#### Short task:
Without the pictures, output the records below word for word.

#### Given data:

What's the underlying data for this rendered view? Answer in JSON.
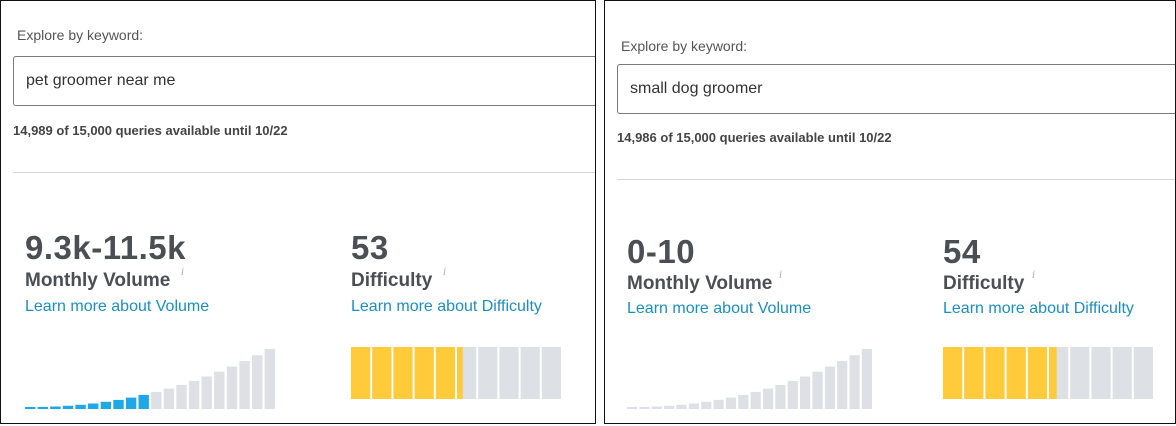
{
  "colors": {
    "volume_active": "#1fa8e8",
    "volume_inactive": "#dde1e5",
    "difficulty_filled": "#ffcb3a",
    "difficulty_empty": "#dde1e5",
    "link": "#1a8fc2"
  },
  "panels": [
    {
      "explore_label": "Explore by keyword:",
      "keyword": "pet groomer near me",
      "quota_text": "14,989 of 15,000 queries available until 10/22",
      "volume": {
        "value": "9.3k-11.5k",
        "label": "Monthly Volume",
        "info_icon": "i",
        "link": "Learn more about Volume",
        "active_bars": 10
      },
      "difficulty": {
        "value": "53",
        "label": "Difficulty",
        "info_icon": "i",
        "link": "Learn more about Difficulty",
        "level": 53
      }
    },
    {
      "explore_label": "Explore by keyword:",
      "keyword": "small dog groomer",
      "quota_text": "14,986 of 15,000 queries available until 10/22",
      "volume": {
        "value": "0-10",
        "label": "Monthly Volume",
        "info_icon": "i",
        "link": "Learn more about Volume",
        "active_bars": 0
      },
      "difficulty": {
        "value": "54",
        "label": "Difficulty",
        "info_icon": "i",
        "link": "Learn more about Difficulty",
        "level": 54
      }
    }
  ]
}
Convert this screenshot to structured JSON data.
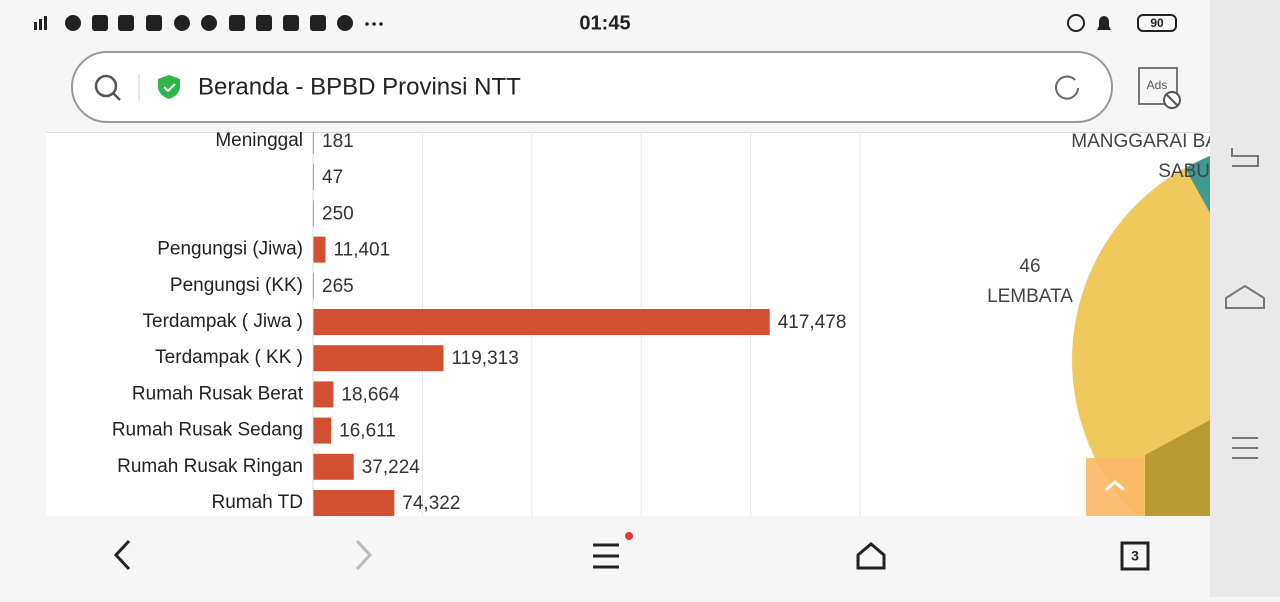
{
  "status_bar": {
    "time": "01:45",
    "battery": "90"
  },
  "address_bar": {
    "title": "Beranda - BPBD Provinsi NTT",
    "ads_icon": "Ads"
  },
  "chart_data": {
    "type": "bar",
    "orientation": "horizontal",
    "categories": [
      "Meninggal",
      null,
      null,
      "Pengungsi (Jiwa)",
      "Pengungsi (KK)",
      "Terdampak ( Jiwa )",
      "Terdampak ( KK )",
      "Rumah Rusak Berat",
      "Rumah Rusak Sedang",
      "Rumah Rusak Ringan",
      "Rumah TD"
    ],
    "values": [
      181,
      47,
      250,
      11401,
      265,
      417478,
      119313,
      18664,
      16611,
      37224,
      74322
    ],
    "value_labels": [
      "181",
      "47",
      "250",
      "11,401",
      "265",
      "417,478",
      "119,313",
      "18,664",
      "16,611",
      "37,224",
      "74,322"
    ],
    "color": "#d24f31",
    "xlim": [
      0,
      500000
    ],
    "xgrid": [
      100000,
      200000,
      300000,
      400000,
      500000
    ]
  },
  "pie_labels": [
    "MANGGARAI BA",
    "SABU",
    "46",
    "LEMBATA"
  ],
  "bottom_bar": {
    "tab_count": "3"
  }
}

#### Response to the exercise:
What's the underlying data for this rendered view? Answer in JSON.
{
  "colors": {
    "volume_active": "#1fa8e8",
    "volume_inactive": "#dde1e5",
    "difficulty_filled": "#ffcb3a",
    "difficulty_empty": "#dde1e5",
    "link": "#1a8fc2"
  },
  "panels": [
    {
      "explore_label": "Explore by keyword:",
      "keyword": "pet groomer near me",
      "quota_text": "14,989 of 15,000 queries available until 10/22",
      "volume": {
        "value": "9.3k-11.5k",
        "label": "Monthly Volume",
        "info_icon": "i",
        "link": "Learn more about Volume",
        "active_bars": 10
      },
      "difficulty": {
        "value": "53",
        "label": "Difficulty",
        "info_icon": "i",
        "link": "Learn more about Difficulty",
        "level": 53
      }
    },
    {
      "explore_label": "Explore by keyword:",
      "keyword": "small dog groomer",
      "quota_text": "14,986 of 15,000 queries available until 10/22",
      "volume": {
        "value": "0-10",
        "label": "Monthly Volume",
        "info_icon": "i",
        "link": "Learn more about Volume",
        "active_bars": 0
      },
      "difficulty": {
        "value": "54",
        "label": "Difficulty",
        "info_icon": "i",
        "link": "Learn more about Difficulty",
        "level": 54
      }
    }
  ]
}
Convert this screenshot to structured JSON data.
{
  "status_bar": {
    "time": "01:45",
    "battery": "90"
  },
  "address_bar": {
    "title": "Beranda - BPBD Provinsi NTT",
    "ads_icon": "Ads"
  },
  "chart_data": {
    "type": "bar",
    "orientation": "horizontal",
    "categories": [
      "Meninggal",
      null,
      null,
      "Pengungsi (Jiwa)",
      "Pengungsi (KK)",
      "Terdampak ( Jiwa )",
      "Terdampak ( KK )",
      "Rumah Rusak Berat",
      "Rumah Rusak Sedang",
      "Rumah Rusak Ringan",
      "Rumah TD"
    ],
    "values": [
      181,
      47,
      250,
      11401,
      265,
      417478,
      119313,
      18664,
      16611,
      37224,
      74322
    ],
    "value_labels": [
      "181",
      "47",
      "250",
      "11,401",
      "265",
      "417,478",
      "119,313",
      "18,664",
      "16,611",
      "37,224",
      "74,322"
    ],
    "color": "#d24f31",
    "xlim": [
      0,
      500000
    ],
    "xgrid": [
      100000,
      200000,
      300000,
      400000,
      500000
    ]
  },
  "pie_labels": [
    "MANGGARAI BA",
    "SABU",
    "46",
    "LEMBATA"
  ],
  "bottom_bar": {
    "tab_count": "3"
  }
}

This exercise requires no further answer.